Records from a collection
-- begin --

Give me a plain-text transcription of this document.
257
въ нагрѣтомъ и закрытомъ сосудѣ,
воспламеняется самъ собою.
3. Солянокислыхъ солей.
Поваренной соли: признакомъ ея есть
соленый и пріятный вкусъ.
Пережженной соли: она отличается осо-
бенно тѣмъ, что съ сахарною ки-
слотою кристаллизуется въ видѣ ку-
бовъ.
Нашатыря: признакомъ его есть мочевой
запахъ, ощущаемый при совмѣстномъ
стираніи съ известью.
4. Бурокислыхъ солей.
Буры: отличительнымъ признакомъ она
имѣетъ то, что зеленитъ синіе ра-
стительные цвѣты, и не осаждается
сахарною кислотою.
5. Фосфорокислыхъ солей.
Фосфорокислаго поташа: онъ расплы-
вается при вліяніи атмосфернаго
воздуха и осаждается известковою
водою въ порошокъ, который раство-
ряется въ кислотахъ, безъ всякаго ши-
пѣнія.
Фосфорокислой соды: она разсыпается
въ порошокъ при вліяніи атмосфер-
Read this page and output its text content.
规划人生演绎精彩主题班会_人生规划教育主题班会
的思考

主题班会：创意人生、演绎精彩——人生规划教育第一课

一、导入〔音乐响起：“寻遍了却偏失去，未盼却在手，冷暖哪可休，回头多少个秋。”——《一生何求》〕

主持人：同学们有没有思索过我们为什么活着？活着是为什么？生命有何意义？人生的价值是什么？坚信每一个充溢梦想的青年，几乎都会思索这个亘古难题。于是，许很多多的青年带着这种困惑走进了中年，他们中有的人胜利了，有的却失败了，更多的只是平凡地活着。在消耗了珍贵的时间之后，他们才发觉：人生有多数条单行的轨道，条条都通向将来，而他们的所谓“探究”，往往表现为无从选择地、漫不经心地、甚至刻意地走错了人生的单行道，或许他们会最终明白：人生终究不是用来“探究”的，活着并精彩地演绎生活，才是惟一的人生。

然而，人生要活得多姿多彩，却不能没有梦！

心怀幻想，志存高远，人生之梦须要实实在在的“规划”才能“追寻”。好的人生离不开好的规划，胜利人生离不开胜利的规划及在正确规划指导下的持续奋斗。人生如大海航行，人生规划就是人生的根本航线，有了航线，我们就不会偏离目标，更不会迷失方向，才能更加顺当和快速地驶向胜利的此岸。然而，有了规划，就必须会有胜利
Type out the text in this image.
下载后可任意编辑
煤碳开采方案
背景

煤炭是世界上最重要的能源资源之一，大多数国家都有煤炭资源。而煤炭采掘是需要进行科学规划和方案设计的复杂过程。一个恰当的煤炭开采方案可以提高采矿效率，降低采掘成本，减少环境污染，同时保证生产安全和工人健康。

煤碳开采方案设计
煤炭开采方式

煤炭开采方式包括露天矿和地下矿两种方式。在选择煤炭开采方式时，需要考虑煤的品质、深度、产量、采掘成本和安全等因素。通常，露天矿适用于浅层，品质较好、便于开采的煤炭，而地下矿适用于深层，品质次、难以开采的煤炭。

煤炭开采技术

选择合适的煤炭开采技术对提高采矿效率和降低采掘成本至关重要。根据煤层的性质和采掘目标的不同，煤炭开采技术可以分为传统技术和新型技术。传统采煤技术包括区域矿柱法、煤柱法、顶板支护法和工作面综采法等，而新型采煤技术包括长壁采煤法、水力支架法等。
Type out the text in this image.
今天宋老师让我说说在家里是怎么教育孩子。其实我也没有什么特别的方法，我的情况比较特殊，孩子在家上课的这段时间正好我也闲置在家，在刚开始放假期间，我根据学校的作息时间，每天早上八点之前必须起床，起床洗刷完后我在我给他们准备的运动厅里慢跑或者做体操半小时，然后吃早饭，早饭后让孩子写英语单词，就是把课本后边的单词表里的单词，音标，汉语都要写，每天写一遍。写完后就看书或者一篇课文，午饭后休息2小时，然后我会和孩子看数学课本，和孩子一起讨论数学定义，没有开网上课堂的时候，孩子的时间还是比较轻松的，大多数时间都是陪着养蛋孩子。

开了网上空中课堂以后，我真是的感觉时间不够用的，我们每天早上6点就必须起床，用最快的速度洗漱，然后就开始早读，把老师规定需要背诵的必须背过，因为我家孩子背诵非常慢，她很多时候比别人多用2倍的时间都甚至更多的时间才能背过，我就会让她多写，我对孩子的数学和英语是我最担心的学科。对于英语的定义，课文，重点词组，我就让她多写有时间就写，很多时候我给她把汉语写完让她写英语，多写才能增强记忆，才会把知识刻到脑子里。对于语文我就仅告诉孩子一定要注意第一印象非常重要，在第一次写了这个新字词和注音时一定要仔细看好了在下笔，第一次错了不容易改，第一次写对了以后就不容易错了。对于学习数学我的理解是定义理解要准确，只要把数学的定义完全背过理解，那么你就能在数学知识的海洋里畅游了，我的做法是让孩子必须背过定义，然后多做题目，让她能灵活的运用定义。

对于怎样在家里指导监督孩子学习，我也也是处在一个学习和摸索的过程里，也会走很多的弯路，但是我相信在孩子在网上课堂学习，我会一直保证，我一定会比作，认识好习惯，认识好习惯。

-- end --

- [Exercise directions]: Pick out the lines containing the word "солей" and show them.

- [Answer to the problem]:
3. Солянокислыхъ солей.
4. Бурокислыхъ солей.
5. Фосфорокислыхъ солей.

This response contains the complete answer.